#### WORK TO BE COMPLETED:
Return the records exactly as they are.

#### DATASET:
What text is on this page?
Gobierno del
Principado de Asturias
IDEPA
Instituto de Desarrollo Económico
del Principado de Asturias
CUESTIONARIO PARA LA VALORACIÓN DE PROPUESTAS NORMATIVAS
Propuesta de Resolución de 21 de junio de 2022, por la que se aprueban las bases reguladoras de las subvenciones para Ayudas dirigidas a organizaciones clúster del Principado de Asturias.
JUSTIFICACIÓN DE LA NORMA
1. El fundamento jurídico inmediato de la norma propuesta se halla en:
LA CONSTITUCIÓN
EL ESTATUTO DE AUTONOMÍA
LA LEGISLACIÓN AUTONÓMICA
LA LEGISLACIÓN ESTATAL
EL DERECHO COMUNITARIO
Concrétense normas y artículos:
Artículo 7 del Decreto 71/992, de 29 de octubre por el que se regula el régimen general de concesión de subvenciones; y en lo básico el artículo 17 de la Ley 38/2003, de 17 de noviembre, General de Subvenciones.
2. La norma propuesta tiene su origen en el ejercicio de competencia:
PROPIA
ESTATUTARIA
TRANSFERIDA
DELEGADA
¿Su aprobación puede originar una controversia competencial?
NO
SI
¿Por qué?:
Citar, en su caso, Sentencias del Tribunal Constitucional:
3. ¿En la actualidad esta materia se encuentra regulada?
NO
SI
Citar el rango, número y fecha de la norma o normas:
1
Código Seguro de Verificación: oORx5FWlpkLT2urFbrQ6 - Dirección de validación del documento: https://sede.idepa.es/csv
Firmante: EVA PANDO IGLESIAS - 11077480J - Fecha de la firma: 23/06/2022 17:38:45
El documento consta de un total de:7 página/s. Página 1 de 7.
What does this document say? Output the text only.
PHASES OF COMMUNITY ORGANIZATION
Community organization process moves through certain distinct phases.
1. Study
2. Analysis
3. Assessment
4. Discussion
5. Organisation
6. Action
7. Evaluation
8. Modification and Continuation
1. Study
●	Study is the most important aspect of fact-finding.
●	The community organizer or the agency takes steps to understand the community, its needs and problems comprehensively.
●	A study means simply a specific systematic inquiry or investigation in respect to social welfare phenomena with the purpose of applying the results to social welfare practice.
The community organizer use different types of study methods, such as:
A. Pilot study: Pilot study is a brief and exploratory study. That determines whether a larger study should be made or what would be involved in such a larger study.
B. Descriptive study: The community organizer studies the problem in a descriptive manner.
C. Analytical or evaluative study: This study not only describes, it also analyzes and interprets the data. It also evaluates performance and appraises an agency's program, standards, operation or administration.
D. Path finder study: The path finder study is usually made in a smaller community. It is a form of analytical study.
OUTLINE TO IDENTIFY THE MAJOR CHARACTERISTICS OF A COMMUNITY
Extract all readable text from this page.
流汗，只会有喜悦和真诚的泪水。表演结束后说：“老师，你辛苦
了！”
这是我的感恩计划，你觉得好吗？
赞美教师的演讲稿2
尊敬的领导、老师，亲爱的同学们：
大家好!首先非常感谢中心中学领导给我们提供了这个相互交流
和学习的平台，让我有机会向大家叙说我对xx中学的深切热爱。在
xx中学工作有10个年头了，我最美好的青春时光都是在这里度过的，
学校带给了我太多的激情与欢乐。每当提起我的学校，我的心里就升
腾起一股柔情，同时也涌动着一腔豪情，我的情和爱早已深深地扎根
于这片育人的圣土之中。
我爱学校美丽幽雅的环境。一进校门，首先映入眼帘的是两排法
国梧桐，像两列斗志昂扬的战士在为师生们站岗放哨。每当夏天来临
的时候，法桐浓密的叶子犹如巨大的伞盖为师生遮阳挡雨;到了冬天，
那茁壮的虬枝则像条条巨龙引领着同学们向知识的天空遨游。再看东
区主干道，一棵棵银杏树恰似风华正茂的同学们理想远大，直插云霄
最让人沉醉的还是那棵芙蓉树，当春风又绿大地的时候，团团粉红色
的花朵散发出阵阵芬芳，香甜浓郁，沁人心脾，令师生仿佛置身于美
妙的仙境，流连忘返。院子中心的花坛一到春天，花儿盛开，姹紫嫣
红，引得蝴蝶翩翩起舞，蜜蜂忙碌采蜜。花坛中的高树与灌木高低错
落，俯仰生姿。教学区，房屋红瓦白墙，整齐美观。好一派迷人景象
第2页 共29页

#### SOLUTION TO THE PROBLEM:
What text is on this page?
Gobierno del
Principado de Asturias
IDEPA
Instituto de Desarrollo Económico
del Principado de Asturias
CUESTIONARIO PARA LA VALORACIÓN DE PROPUESTAS NORMATIVAS
Propuesta de Resolución de 21 de junio de 2022, por la que se aprueban las bases reguladoras de las subvenciones para Ayudas dirigidas a organizaciones clúster del Principado de Asturias.
JUSTIFICACIÓN DE LA NORMA
1. El fundamento jurídico inmediato de la norma propuesta se halla en:
LA CONSTITUCIÓN
EL ESTATUTO DE AUTONOMÍA
LA LEGISLACIÓN AUTONÓMICA
LA LEGISLACIÓN ESTATAL
EL DERECHO COMUNITARIO
Concrétense normas y artículos:
Artículo 7 del Decreto 71/992, de 29 de octubre por el que se regula el régimen general de concesión de subvenciones; y en lo básico el artículo 17 de la Ley 38/2003, de 17 de noviembre, General de Subvenciones.
2. La norma propuesta tiene su origen en el ejercicio de competencia:
PROPIA
ESTATUTARIA
TRANSFERIDA
DELEGADA
¿Su aprobación puede originar una controversia competencial?
NO
SI
¿Por qué?:
Citar, en su caso, Sentencias del Tribunal Constitucional:
3. ¿En la actualidad esta materia se encuentra regulada?
NO
SI
Citar el rango, número y fecha de la norma o normas:
1
Código Seguro de Verificación: oORx5FWlpkLT2urFbrQ6 - Dirección de validación del documento: https://sede.idepa.es/csv
Firmante: EVA PANDO IGLESIAS - 11077480J - Fecha de la firma: 23/06/2022 17:38:45
El documento consta de un total de:7 página/s. Página 1 de 7.
What does this document say? Output the text only.
PHASES OF COMMUNITY ORGANIZATION
Community organization process moves through certain distinct phases.
1. Study
2. Analysis
3. Assessment
4. Discussion
5. Organisation
6. Action
7. Evaluation
8. Modification and Continuation
1. Study
●	Study is the most important aspect of fact-finding.
●	The community organizer or the agency takes steps to understand the community, its needs and problems comprehensively.
●	A study means simply a specific systematic inquiry or investigation in respect to social welfare phenomena with the purpose of applying the results to social welfare practice.
The community organizer use different types of study methods, such as:
A. Pilot study: Pilot study is a brief and exploratory study. That determines whether a larger study should be made or what would be involved in such a larger study.
B. Descriptive study: The community organizer studies the problem in a descriptive manner.
C. Analytical or evaluative study: This study not only describes, it also analyzes and interprets the data. It also evaluates performance and appraises an agency's program, standards, operation or administration.
D. Path finder study: The path finder study is usually made in a smaller community. It is a form of analytical study.
OUTLINE TO IDENTIFY THE MAJOR CHARACTERISTICS OF A COMMUNITY
Extract all readable text from this page.
流汗，只会有喜悦和真诚的泪水。表演结束后说：“老师，你辛苦
了！”
这是我的感恩计划，你觉得好吗？
赞美教师的演讲稿2
尊敬的领导、老师，亲爱的同学们：
大家好!首先非常感谢中心中学领导给我们提供了这个相互交流
和学习的平台，让我有机会向大家叙说我对xx中学的深切热爱。在
xx中学工作有10个年头了，我最美好的青春时光都是在这里度过的，
学校带给了我太多的激情与欢乐。每当提起我的学校，我的心里就升
腾起一股柔情，同时也涌动着一腔豪情，我的情和爱早已深深地扎根
于这片育人的圣土之中。
我爱学校美丽幽雅的环境。一进校门，首先映入眼帘的是两排法
国梧桐，像两列斗志昂扬的战士在为师生们站岗放哨。每当夏天来临
的时候，法桐浓密的叶子犹如巨大的伞盖为师生遮阳挡雨;到了冬天，
那茁壮的虬枝则像条条巨龙引领着同学们向知识的天空遨游。再看东
区主干道，一棵棵银杏树恰似风华正茂的同学们理想远大，直插云霄
最让人沉醉的还是那棵芙蓉树，当春风又绿大地的时候，团团粉红色
的花朵散发出阵阵芬芳，香甜浓郁，沁人心脾，令师生仿佛置身于美
妙的仙境，流连忘返。院子中心的花坛一到春天，花儿盛开，姹紫嫣
红，引得蝴蝶翩翩起舞，蜜蜂忙碌采蜜。花坛中的高树与灌木高低错
落，俯仰生姿。教学区，房屋红瓦白墙，整齐美观。好一派迷人景象
第2页 共29页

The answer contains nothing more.